Transcribe every line of the records verbatim.

____

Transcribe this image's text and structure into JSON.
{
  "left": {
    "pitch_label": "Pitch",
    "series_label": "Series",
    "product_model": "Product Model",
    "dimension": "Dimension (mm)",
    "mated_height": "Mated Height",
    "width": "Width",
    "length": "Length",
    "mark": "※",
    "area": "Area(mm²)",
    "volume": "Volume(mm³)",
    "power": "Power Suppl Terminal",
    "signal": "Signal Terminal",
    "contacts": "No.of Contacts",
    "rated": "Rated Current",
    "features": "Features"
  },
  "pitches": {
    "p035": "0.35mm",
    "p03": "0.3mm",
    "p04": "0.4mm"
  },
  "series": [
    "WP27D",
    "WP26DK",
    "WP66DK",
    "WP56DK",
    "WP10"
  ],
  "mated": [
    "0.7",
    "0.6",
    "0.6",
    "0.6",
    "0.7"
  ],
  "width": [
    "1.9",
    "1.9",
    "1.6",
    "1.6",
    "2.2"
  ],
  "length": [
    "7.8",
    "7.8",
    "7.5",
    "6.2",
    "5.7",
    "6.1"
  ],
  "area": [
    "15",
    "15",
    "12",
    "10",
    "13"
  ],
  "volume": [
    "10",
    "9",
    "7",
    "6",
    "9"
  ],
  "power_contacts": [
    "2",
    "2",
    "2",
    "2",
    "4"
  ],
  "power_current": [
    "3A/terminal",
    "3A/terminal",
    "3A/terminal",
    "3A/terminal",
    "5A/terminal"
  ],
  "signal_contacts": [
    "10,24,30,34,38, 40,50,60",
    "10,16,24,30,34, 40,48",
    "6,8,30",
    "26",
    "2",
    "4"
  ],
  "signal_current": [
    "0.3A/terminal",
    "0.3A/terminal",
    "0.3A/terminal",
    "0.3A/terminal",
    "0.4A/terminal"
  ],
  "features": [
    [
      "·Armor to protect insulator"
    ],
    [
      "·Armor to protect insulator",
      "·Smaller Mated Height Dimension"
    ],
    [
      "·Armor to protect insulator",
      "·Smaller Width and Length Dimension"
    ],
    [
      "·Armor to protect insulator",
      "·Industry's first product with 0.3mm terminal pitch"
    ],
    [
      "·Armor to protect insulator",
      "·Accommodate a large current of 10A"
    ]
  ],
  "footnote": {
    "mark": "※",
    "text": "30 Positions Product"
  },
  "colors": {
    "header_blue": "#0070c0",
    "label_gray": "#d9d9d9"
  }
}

____

→ Worked solution
Transcribe this image's text and structure into JSON.
{
  "left": {
    "pitch_label": "Pitch",
    "series_label": "Series",
    "product_model": "Product Model",
    "dimension": "Dimension (mm)",
    "mated_height": "Mated Height",
    "width": "Width",
    "length": "Length",
    "mark": "※",
    "area": "Area(mm²)",
    "volume": "Volume(mm³)",
    "power": "Power Suppl Terminal",
    "signal": "Signal Terminal",
    "contacts": "No.of Contacts",
    "rated": "Rated Current",
    "features": "Features"
  },
  "pitches": {
    "p035": "0.35mm",
    "p03": "0.3mm",
    "p04": "0.4mm"
  },
  "series": [
    "WP27D",
    "WP26DK",
    "WP66DK",
    "WP56DK",
    "WP10"
  ],
  "mated": [
    "0.7",
    "0.6",
    "0.6",
    "0.6",
    "0.7"
  ],
  "width": [
    "1.9",
    "1.9",
    "1.6",
    "1.6",
    "2.2"
  ],
  "length": [
    "7.8",
    "7.8",
    "7.5",
    "6.2",
    "5.7",
    "6.1"
  ],
  "area": [
    "15",
    "15",
    "12",
    "10",
    "13"
  ],
  "volume": [
    "10",
    "9",
    "7",
    "6",
    "9"
  ],
  "power_contacts": [
    "2",
    "2",
    "2",
    "2",
    "4"
  ],
  "power_current": [
    "3A/terminal",
    "3A/terminal",
    "3A/terminal",
    "3A/terminal",
    "5A/terminal"
  ],
  "signal_contacts": [
    "10,24,30,34,38, 40,50,60",
    "10,16,24,30,34, 40,48",
    "6,8,30",
    "26",
    "2",
    "4"
  ],
  "signal_current": [
    "0.3A/terminal",
    "0.3A/terminal",
    "0.3A/terminal",
    "0.3A/terminal",
    "0.4A/terminal"
  ],
  "features": [
    [
      "·Armor to protect insulator"
    ],
    [
      "·Armor to protect insulator",
      "·Smaller Mated Height Dimension"
    ],
    [
      "·Armor to protect insulator",
      "·Smaller Width and Length Dimension"
    ],
    [
      "·Armor to protect insulator",
      "·Industry's first product with 0.3mm terminal pitch"
    ],
    [
      "·Armor to protect insulator",
      "·Accommodate a large current of 10A"
    ]
  ],
  "footnote": {
    "mark": "※",
    "text": "30 Positions Product"
  },
  "colors": {
    "header_blue": "#0070c0",
    "label_gray": "#d9d9d9"
  }
}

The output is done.